>> START Provided records
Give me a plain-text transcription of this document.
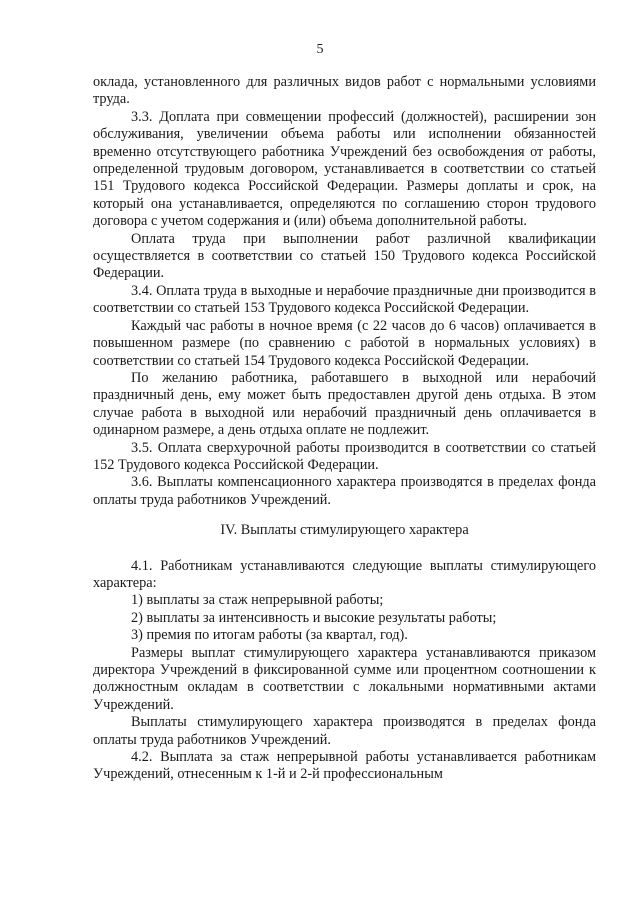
5

оклада, установленного для различных видов работ с нормальными условиями труда.

3.3. Доплата при совмещении профессий (должностей), расширении зон обслуживания, увеличении объема работы или исполнении обязанностей временно отсутствующего работника Учреждений без освобождения от работы, определенной трудовым договором, устанавливается в соответствии со статьей 151 Трудового кодекса Российской Федерации. Размеры доплаты и срок, на который она устанавливается, определяются по соглашению сторон трудового договора с учетом содержания и (или) объема дополнительной работы.

Оплата труда при выполнении работ различной квалификации осуществляется в соответствии со статьей 150 Трудового кодекса Российской Федерации.

3.4. Оплата труда в выходные и нерабочие праздничные дни производится в соответствии со статьей 153 Трудового кодекса Российской Федерации.

Каждый час работы в ночное время (с 22 часов до 6 часов) оплачивается в повышенном размере (по сравнению с работой в нормальных условиях) в соответствии со статьей 154 Трудового кодекса Российской Федерации.

По желанию работника, работавшего в выходной или нерабочий праздничный день, ему может быть предоставлен другой день отдыха. В этом случае работа в выходной или нерабочий праздничный день оплачивается в одинарном размере, а день отдыха оплате не подлежит.

3.5. Оплата сверхурочной работы производится в соответствии со статьей 152 Трудового кодекса Российской Федерации.

3.6. Выплаты компенсационного характера производятся в пределах фонда оплаты труда работников Учреждений.

IV. Выплаты стимулирующего характера

4.1. Работникам устанавливаются следующие выплаты стимулирующего характера:

1) выплаты за стаж непрерывной работы;

2) выплаты за интенсивность и высокие результаты работы;

3) премия по итогам работы (за квартал, год).

Размеры выплат стимулирующего характера устанавливаются приказом директора Учреждений в фиксированной сумме или процентном соотношении к должностным окладам в соответствии с локальными нормативными актами Учреждений.

Выплаты стимулирующего характера производятся в пределах фонда оплаты труда работников Учреждений.

4.2. Выплата за стаж непрерывной работы устанавливается работникам Учреждений, отнесенным к 1-й и 2-й профессиональным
>> END Provided records
# Given exercise
Set down all the data again exactly as above, pictures excluded.

# Answer for this exercise
Give me a plain-text transcription of this document.
5

оклада, установленного для различных видов работ с нормальными условиями труда.

3.3. Доплата при совмещении профессий (должностей), расширении зон обслуживания, увеличении объема работы или исполнении обязанностей временно отсутствующего работника Учреждений без освобождения от работы, определенной трудовым договором, устанавливается в соответствии со статьей 151 Трудового кодекса Российской Федерации. Размеры доплаты и срок, на который она устанавливается, определяются по соглашению сторон трудового договора с учетом содержания и (или) объема дополнительной работы.

Оплата труда при выполнении работ различной квалификации осуществляется в соответствии со статьей 150 Трудового кодекса Российской Федерации.

3.4. Оплата труда в выходные и нерабочие праздничные дни производится в соответствии со статьей 153 Трудового кодекса Российской Федерации.

Каждый час работы в ночное время (с 22 часов до 6 часов) оплачивается в повышенном размере (по сравнению с работой в нормальных условиях) в соответствии со статьей 154 Трудового кодекса Российской Федерации.

По желанию работника, работавшего в выходной или нерабочий праздничный день, ему может быть предоставлен другой день отдыха. В этом случае работа в выходной или нерабочий праздничный день оплачивается в одинарном размере, а день отдыха оплате не подлежит.

3.5. Оплата сверхурочной работы производится в соответствии со статьей 152 Трудового кодекса Российской Федерации.

3.6. Выплаты компенсационного характера производятся в пределах фонда оплаты труда работников Учреждений.

IV. Выплаты стимулирующего характера

4.1. Работникам устанавливаются следующие выплаты стимулирующего характера:

1) выплаты за стаж непрерывной работы;

2) выплаты за интенсивность и высокие результаты работы;

3) премия по итогам работы (за квартал, год).

Размеры выплат стимулирующего характера устанавливаются приказом директора Учреждений в фиксированной сумме или процентном соотношении к должностным окладам в соответствии с локальными нормативными актами Учреждений.

Выплаты стимулирующего характера производятся в пределах фонда оплаты труда работников Учреждений.

4.2. Выплата за стаж непрерывной работы устанавливается работникам Учреждений, отнесенным к 1-й и 2-й профессиональным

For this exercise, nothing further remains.